What is asked |
Copy nothing but the text: repeat each entry exactly and drop the images.

Figure content listings
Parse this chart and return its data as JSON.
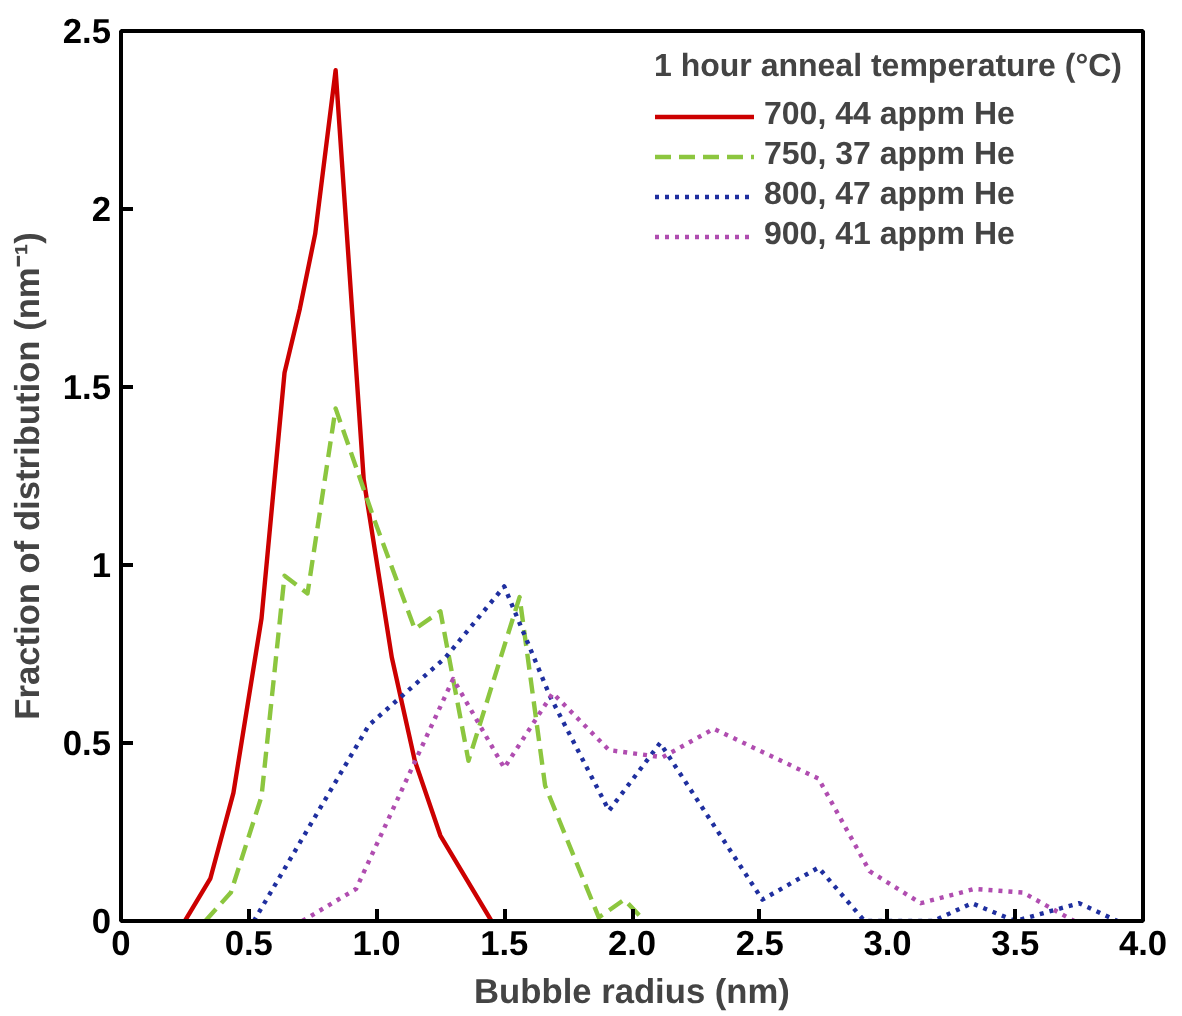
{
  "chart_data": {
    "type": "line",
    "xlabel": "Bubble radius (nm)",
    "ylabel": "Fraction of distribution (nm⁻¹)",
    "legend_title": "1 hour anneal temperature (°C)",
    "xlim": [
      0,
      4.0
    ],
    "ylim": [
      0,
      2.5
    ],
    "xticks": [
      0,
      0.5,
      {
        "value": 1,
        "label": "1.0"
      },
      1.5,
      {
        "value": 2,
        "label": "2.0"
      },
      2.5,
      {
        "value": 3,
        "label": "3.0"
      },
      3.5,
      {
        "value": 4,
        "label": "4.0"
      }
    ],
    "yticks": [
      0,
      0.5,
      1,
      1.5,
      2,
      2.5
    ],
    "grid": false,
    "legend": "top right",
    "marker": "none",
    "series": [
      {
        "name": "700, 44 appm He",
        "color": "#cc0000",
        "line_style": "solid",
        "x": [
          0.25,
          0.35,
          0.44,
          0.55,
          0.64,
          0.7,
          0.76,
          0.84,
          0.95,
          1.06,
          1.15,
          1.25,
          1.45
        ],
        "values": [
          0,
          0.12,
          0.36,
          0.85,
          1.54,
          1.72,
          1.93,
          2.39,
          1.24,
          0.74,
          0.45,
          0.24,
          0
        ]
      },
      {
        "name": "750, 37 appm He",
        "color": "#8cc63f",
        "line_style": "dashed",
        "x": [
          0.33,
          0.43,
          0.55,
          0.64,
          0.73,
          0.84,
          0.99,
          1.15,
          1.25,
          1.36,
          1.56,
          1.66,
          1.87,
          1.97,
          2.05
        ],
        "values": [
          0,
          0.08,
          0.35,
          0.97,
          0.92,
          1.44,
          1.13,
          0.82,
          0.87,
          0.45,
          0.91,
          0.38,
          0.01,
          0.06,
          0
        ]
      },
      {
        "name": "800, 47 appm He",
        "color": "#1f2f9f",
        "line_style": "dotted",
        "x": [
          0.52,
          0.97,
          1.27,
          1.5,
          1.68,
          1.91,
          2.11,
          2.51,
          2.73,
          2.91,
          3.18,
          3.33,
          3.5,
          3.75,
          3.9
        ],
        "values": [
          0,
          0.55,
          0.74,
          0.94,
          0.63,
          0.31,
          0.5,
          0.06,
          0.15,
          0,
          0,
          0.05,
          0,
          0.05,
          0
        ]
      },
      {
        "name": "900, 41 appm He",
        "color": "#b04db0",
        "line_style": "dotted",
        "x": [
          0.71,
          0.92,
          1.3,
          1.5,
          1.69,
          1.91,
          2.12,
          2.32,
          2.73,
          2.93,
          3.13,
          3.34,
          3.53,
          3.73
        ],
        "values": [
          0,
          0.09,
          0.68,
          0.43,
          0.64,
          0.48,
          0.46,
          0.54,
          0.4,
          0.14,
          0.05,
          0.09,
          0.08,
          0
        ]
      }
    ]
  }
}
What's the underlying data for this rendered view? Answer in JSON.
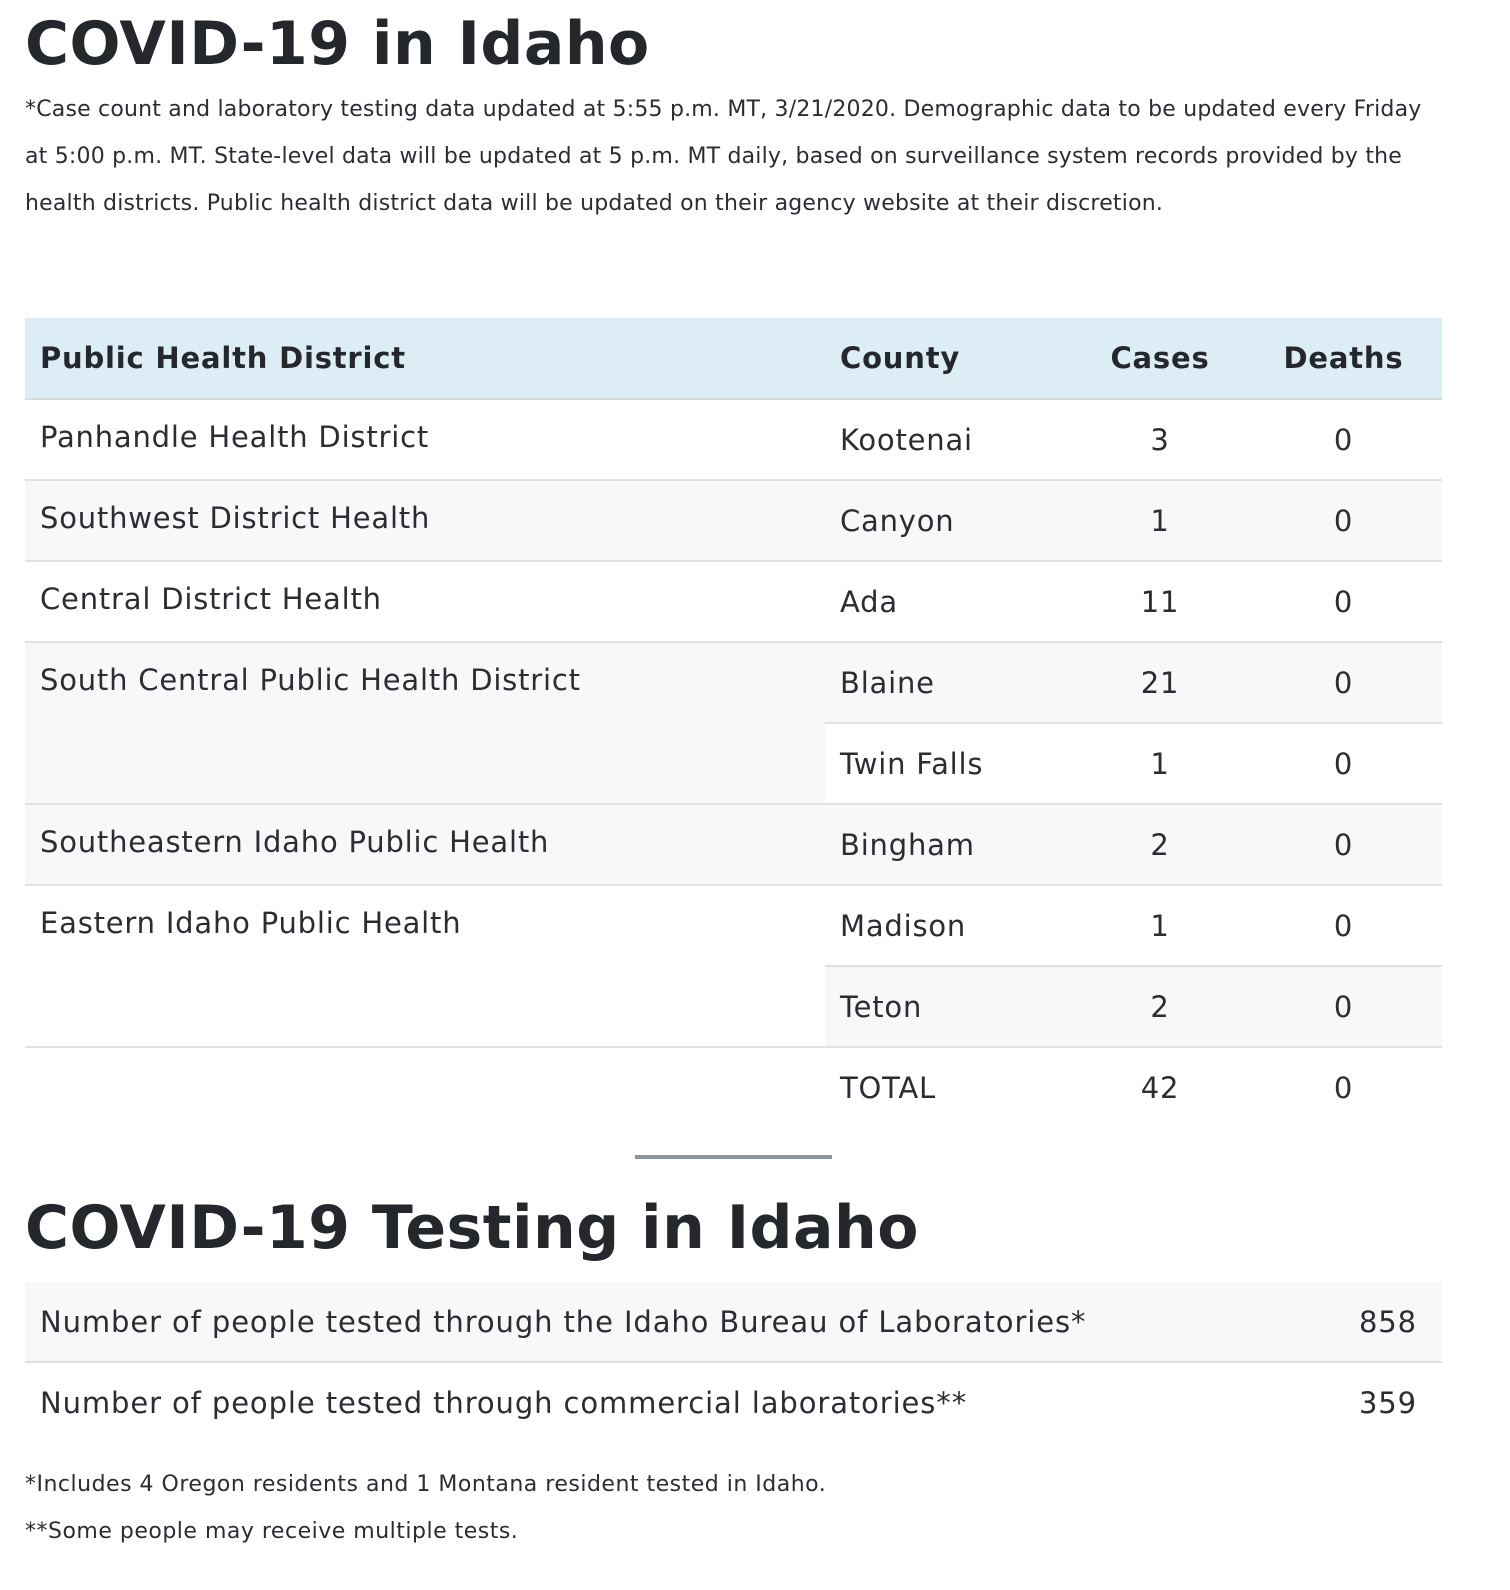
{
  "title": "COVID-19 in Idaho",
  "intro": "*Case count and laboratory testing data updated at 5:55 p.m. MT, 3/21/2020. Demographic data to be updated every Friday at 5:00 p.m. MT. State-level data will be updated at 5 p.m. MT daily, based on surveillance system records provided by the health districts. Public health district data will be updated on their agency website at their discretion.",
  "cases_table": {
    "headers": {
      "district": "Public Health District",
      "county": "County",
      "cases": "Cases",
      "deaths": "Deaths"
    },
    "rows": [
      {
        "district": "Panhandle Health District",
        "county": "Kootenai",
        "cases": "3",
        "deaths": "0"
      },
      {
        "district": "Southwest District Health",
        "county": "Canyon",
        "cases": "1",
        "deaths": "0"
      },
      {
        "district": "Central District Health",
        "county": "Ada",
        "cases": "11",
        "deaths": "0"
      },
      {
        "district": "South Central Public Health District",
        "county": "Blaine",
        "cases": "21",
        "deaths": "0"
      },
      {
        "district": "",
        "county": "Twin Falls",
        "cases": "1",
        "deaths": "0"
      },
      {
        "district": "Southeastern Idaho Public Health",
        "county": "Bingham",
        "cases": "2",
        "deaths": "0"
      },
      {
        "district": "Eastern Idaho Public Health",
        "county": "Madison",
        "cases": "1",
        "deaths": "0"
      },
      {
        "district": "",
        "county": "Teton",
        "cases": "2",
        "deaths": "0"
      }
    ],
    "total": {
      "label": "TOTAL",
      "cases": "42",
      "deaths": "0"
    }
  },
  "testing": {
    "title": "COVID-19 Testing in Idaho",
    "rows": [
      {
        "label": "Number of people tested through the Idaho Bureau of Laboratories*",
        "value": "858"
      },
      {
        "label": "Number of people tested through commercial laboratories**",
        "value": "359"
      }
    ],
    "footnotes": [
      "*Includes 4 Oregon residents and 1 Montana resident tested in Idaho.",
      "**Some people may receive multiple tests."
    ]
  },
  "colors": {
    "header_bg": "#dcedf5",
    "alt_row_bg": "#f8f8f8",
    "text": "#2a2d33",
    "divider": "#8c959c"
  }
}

Solution for this task |
Parse this chart and return its data as JSON.
{
  "chart_data": {
    "type": "line",
    "xlabel": "Bubble radius (nm)",
    "ylabel": "Fraction of distribution (nm⁻¹)",
    "legend_title": "1 hour anneal temperature (°C)",
    "xlim": [
      0,
      4.0
    ],
    "ylim": [
      0,
      2.5
    ],
    "xticks": [
      0,
      0.5,
      {
        "value": 1,
        "label": "1.0"
      },
      1.5,
      {
        "value": 2,
        "label": "2.0"
      },
      2.5,
      {
        "value": 3,
        "label": "3.0"
      },
      3.5,
      {
        "value": 4,
        "label": "4.0"
      }
    ],
    "yticks": [
      0,
      0.5,
      1,
      1.5,
      2,
      2.5
    ],
    "grid": false,
    "legend": "top right",
    "marker": "none",
    "series": [
      {
        "name": "700, 44 appm He",
        "color": "#cc0000",
        "line_style": "solid",
        "x": [
          0.25,
          0.35,
          0.44,
          0.55,
          0.64,
          0.7,
          0.76,
          0.84,
          0.95,
          1.06,
          1.15,
          1.25,
          1.45
        ],
        "values": [
          0,
          0.12,
          0.36,
          0.85,
          1.54,
          1.72,
          1.93,
          2.39,
          1.24,
          0.74,
          0.45,
          0.24,
          0
        ]
      },
      {
        "name": "750, 37 appm He",
        "color": "#8cc63f",
        "line_style": "dashed",
        "x": [
          0.33,
          0.43,
          0.55,
          0.64,
          0.73,
          0.84,
          0.99,
          1.15,
          1.25,
          1.36,
          1.56,
          1.66,
          1.87,
          1.97,
          2.05
        ],
        "values": [
          0,
          0.08,
          0.35,
          0.97,
          0.92,
          1.44,
          1.13,
          0.82,
          0.87,
          0.45,
          0.91,
          0.38,
          0.01,
          0.06,
          0
        ]
      },
      {
        "name": "800, 47 appm He",
        "color": "#1f2f9f",
        "line_style": "dotted",
        "x": [
          0.52,
          0.97,
          1.27,
          1.5,
          1.68,
          1.91,
          2.11,
          2.51,
          2.73,
          2.91,
          3.18,
          3.33,
          3.5,
          3.75,
          3.9
        ],
        "values": [
          0,
          0.55,
          0.74,
          0.94,
          0.63,
          0.31,
          0.5,
          0.06,
          0.15,
          0,
          0,
          0.05,
          0,
          0.05,
          0
        ]
      },
      {
        "name": "900, 41 appm He",
        "color": "#b04db0",
        "line_style": "dotted",
        "x": [
          0.71,
          0.92,
          1.3,
          1.5,
          1.69,
          1.91,
          2.12,
          2.32,
          2.73,
          2.93,
          3.13,
          3.34,
          3.53,
          3.73
        ],
        "values": [
          0,
          0.09,
          0.68,
          0.43,
          0.64,
          0.48,
          0.46,
          0.54,
          0.4,
          0.14,
          0.05,
          0.09,
          0.08,
          0
        ]
      }
    ]
  }
}
What's the underlying data for this rendered view? Answer in JSON.
{
  "title": "COVID-19 in Idaho",
  "intro": "*Case count and laboratory testing data updated at 5:55 p.m. MT, 3/21/2020. Demographic data to be updated every Friday at 5:00 p.m. MT. State-level data will be updated at 5 p.m. MT daily, based on surveillance system records provided by the health districts. Public health district data will be updated on their agency website at their discretion.",
  "cases_table": {
    "headers": {
      "district": "Public Health District",
      "county": "County",
      "cases": "Cases",
      "deaths": "Deaths"
    },
    "rows": [
      {
        "district": "Panhandle Health District",
        "county": "Kootenai",
        "cases": "3",
        "deaths": "0"
      },
      {
        "district": "Southwest District Health",
        "county": "Canyon",
        "cases": "1",
        "deaths": "0"
      },
      {
        "district": "Central District Health",
        "county": "Ada",
        "cases": "11",
        "deaths": "0"
      },
      {
        "district": "South Central Public Health District",
        "county": "Blaine",
        "cases": "21",
        "deaths": "0"
      },
      {
        "district": "",
        "county": "Twin Falls",
        "cases": "1",
        "deaths": "0"
      },
      {
        "district": "Southeastern Idaho Public Health",
        "county": "Bingham",
        "cases": "2",
        "deaths": "0"
      },
      {
        "district": "Eastern Idaho Public Health",
        "county": "Madison",
        "cases": "1",
        "deaths": "0"
      },
      {
        "district": "",
        "county": "Teton",
        "cases": "2",
        "deaths": "0"
      }
    ],
    "total": {
      "label": "TOTAL",
      "cases": "42",
      "deaths": "0"
    }
  },
  "testing": {
    "title": "COVID-19 Testing in Idaho",
    "rows": [
      {
        "label": "Number of people tested through the Idaho Bureau of Laboratories*",
        "value": "858"
      },
      {
        "label": "Number of people tested through commercial laboratories**",
        "value": "359"
      }
    ],
    "footnotes": [
      "*Includes 4 Oregon residents and 1 Montana resident tested in Idaho.",
      "**Some people may receive multiple tests."
    ]
  },
  "colors": {
    "header_bg": "#dcedf5",
    "alt_row_bg": "#f8f8f8",
    "text": "#2a2d33",
    "divider": "#8c959c"
  }
}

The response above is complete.